WORK ORDER >> Nothing may be left out, so copy every entry exactly.

Stored data entries >>
___

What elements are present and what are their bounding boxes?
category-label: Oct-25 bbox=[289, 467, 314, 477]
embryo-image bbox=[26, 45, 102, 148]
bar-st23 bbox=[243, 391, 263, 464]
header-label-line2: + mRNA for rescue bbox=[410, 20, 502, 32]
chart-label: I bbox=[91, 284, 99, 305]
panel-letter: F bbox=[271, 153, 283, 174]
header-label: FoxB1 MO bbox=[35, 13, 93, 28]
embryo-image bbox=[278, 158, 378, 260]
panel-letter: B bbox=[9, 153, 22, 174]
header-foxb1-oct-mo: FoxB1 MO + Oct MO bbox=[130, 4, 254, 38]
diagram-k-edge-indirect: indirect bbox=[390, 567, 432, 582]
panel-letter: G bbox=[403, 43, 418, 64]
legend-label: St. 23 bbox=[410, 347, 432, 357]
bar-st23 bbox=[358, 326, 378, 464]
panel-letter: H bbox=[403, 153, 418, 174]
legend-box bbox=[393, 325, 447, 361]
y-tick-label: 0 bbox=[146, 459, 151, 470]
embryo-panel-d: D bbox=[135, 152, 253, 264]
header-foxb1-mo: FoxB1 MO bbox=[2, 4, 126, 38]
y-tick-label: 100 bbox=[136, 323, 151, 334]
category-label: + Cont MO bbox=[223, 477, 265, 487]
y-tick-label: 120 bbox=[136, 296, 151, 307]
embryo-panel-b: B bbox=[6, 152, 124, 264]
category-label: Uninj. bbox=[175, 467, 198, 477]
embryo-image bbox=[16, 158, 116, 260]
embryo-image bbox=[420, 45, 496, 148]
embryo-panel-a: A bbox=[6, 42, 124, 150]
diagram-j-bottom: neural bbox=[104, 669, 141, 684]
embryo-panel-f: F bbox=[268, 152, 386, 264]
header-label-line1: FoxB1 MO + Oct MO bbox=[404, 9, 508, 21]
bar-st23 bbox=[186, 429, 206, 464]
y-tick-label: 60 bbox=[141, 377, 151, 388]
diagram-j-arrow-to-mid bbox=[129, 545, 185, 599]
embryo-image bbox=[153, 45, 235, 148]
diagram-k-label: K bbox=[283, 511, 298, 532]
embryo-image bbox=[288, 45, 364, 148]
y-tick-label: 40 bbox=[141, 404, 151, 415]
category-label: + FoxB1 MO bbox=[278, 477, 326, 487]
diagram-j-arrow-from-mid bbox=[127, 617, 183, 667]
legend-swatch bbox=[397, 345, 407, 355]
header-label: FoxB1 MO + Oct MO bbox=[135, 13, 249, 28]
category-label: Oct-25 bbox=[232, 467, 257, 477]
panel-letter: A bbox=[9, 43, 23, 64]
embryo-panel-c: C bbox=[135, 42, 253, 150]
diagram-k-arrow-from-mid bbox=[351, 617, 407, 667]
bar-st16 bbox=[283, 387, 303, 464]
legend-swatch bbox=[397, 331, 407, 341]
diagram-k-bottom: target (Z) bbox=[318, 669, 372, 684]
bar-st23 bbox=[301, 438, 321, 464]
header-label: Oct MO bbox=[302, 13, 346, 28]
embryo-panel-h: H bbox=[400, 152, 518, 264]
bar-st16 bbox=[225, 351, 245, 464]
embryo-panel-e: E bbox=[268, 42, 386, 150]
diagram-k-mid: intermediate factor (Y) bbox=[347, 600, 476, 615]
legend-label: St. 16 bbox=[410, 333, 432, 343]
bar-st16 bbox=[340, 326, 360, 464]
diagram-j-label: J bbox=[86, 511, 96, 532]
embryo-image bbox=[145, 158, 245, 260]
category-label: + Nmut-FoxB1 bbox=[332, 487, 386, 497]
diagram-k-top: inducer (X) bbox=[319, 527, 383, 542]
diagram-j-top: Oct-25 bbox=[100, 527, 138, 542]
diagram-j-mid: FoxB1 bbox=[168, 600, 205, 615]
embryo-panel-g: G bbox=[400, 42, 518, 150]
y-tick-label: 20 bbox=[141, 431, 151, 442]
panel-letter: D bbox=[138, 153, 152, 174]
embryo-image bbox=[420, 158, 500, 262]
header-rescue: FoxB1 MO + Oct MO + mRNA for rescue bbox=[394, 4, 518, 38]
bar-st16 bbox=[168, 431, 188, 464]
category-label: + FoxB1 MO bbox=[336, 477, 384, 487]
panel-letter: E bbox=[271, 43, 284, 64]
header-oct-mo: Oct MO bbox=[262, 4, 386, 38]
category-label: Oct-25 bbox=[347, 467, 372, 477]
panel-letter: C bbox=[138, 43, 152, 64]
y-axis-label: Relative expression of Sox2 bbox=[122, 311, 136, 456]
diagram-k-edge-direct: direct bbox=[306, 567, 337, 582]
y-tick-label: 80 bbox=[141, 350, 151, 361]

___

OUTPUT >>
What elements are present and what are their bounding boxes?
category-label: Oct-25 bbox=[289, 467, 314, 477]
embryo-image bbox=[26, 45, 102, 148]
bar-st23 bbox=[243, 391, 263, 464]
header-label-line2: + mRNA for rescue bbox=[410, 20, 502, 32]
chart-label: I bbox=[91, 284, 99, 305]
panel-letter: F bbox=[271, 153, 283, 174]
header-label: FoxB1 MO bbox=[35, 13, 93, 28]
embryo-image bbox=[278, 158, 378, 260]
panel-letter: B bbox=[9, 153, 22, 174]
header-foxb1-oct-mo: FoxB1 MO + Oct MO bbox=[130, 4, 254, 38]
diagram-k-edge-indirect: indirect bbox=[390, 567, 432, 582]
panel-letter: G bbox=[403, 43, 418, 64]
legend-label: St. 23 bbox=[410, 347, 432, 357]
bar-st23 bbox=[358, 326, 378, 464]
panel-letter: H bbox=[403, 153, 418, 174]
legend-box bbox=[393, 325, 447, 361]
y-tick-label: 0 bbox=[146, 459, 151, 470]
embryo-panel-d: D bbox=[135, 152, 253, 264]
header-foxb1-mo: FoxB1 MO bbox=[2, 4, 126, 38]
y-tick-label: 100 bbox=[136, 323, 151, 334]
category-label: + Cont MO bbox=[223, 477, 265, 487]
y-tick-label: 120 bbox=[136, 296, 151, 307]
embryo-panel-b: B bbox=[6, 152, 124, 264]
category-label: Uninj. bbox=[175, 467, 198, 477]
embryo-image bbox=[16, 158, 116, 260]
embryo-image bbox=[420, 45, 496, 148]
embryo-panel-a: A bbox=[6, 42, 124, 150]
diagram-j-bottom: neural bbox=[104, 669, 141, 684]
embryo-panel-f: F bbox=[268, 152, 386, 264]
header-label-line1: FoxB1 MO + Oct MO bbox=[404, 9, 508, 21]
bar-st23 bbox=[186, 429, 206, 464]
y-tick-label: 60 bbox=[141, 377, 151, 388]
diagram-j-arrow-to-mid bbox=[129, 545, 185, 599]
embryo-image bbox=[153, 45, 235, 148]
diagram-k-label: K bbox=[283, 511, 298, 532]
embryo-image bbox=[288, 45, 364, 148]
y-tick-label: 40 bbox=[141, 404, 151, 415]
category-label: + FoxB1 MO bbox=[278, 477, 326, 487]
diagram-j-arrow-from-mid bbox=[127, 617, 183, 667]
legend-swatch bbox=[397, 345, 407, 355]
header-label: FoxB1 MO + Oct MO bbox=[135, 13, 249, 28]
category-label: Oct-25 bbox=[232, 467, 257, 477]
panel-letter: A bbox=[9, 43, 23, 64]
embryo-panel-c: C bbox=[135, 42, 253, 150]
diagram-k-arrow-from-mid bbox=[351, 617, 407, 667]
bar-st16 bbox=[283, 387, 303, 464]
legend-swatch bbox=[397, 331, 407, 341]
diagram-k-bottom: target (Z) bbox=[318, 669, 372, 684]
bar-st23 bbox=[301, 438, 321, 464]
header-label: Oct MO bbox=[302, 13, 346, 28]
embryo-panel-h: H bbox=[400, 152, 518, 264]
bar-st16 bbox=[225, 351, 245, 464]
embryo-panel-e: E bbox=[268, 42, 386, 150]
diagram-k-mid: intermediate factor (Y) bbox=[347, 600, 476, 615]
legend-label: St. 16 bbox=[410, 333, 432, 343]
bar-st16 bbox=[340, 326, 360, 464]
diagram-j-label: J bbox=[86, 511, 96, 532]
embryo-image bbox=[145, 158, 245, 260]
category-label: + Nmut-FoxB1 bbox=[332, 487, 386, 497]
diagram-k-top: inducer (X) bbox=[319, 527, 383, 542]
diagram-j-top: Oct-25 bbox=[100, 527, 138, 542]
diagram-j-mid: FoxB1 bbox=[168, 600, 205, 615]
embryo-panel-g: G bbox=[400, 42, 518, 150]
y-tick-label: 20 bbox=[141, 431, 151, 442]
panel-letter: D bbox=[138, 153, 152, 174]
embryo-image bbox=[420, 158, 500, 262]
header-rescue: FoxB1 MO + Oct MO + mRNA for rescue bbox=[394, 4, 518, 38]
bar-st16 bbox=[168, 431, 188, 464]
category-label: + FoxB1 MO bbox=[336, 477, 384, 487]
panel-letter: E bbox=[271, 43, 284, 64]
header-oct-mo: Oct MO bbox=[262, 4, 386, 38]
category-label: Oct-25 bbox=[347, 467, 372, 477]
panel-letter: C bbox=[138, 43, 152, 64]
y-axis-label: Relative expression of Sox2 bbox=[122, 311, 136, 456]
diagram-k-edge-direct: direct bbox=[306, 567, 337, 582]
y-tick-label: 80 bbox=[141, 350, 151, 361]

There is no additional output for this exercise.